Descrizione del compito. Riscrivi un passo dell'articolo sul CAMeC, partendo dalle parole che contengono "Direttore del Kunsthistorisches" e fermandoti dopo "assonanze e combinazioni.". Sostituisci "anni Cinquanta" con "anni Sessanta".

La CAMeC di La Spezia si rinnova: pronto anche un nuovo allestimento

La CAMeC presenta una sede ampliata e restaurata. Ma non solo: il nuovo percorso espositivo riflette sul contemporaneo

Apre le porte con una nuova veste il CAMeC-Centro d’Arte Moderna e Contemporanea di La Spezia. Esito di un lavoro congiunto tra il comune ligure e e Fondazione Carispezia, il polo presenta dal 5 ottobre un nuovo allestimento in uno spazio ampliato e restaurato che ne valorizza il patrimonio artistico permanente. Raccolte nel corso degli anni attraverso donazioni di privati e dal Premio del Golfo, le oltre duemila opere del centro sono state riorganizzate in un nuovo percorso da Gerhard Wolf, che ne ha distribuite duecento nelle sale dello spazio.

Alla CAMeC un allestimento all’avanguardia

Direttore del Kunsthistorisches Institut in Florenz – Max Planck Institut dal 2003 e membro dell’Accademia delle Scienze e delle Lettere di Berlin – Brandenburg, Gerhard Wolf ha realizzato un allestimento che prende le mosse dagli anni Cinquanta, intesi come già storicizzati. Il percorso, però, non ha un carattere cronologico, e procede per confronti, assonanze e combinazioni.

Dati di origine.

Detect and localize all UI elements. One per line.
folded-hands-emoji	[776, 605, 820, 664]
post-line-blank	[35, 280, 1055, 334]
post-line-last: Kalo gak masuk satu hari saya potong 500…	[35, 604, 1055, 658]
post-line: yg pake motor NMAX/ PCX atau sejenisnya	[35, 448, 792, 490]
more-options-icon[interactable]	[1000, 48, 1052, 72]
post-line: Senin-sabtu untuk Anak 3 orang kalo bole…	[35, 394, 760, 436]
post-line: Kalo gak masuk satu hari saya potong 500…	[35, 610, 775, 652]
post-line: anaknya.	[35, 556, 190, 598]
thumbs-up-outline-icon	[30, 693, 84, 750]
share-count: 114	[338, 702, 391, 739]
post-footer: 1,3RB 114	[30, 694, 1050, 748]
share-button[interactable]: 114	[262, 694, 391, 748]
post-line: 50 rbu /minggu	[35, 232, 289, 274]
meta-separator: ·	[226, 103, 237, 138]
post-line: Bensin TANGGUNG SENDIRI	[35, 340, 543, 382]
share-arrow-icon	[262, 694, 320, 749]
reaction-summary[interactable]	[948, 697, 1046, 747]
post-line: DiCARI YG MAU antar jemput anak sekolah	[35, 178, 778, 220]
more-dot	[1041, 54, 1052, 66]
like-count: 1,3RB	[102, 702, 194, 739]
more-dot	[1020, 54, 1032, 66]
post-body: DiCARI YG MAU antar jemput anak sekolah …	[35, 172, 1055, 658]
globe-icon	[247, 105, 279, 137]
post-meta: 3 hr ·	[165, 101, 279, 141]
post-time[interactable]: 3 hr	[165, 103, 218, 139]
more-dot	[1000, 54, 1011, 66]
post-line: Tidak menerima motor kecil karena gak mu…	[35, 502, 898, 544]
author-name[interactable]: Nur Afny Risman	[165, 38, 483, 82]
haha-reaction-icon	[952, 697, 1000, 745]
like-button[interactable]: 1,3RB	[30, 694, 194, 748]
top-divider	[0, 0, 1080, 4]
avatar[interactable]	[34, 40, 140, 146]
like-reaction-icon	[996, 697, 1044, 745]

Spazio risposta.
Direttore del Kunsthistorisches Institut in Florenz – Max Planck Institut dal 2003 e membro dell’Accademia delle Scienze e delle Lettere di Berlin – Brandenburg, Gerhard Wolf ha realizzato un allestimento che prende le mosse dagli anni Sessanta, intesi come già storicizzati. Il percorso, però, non ha un carattere cronologico, e procede per confronti, assonanze e combinazioni.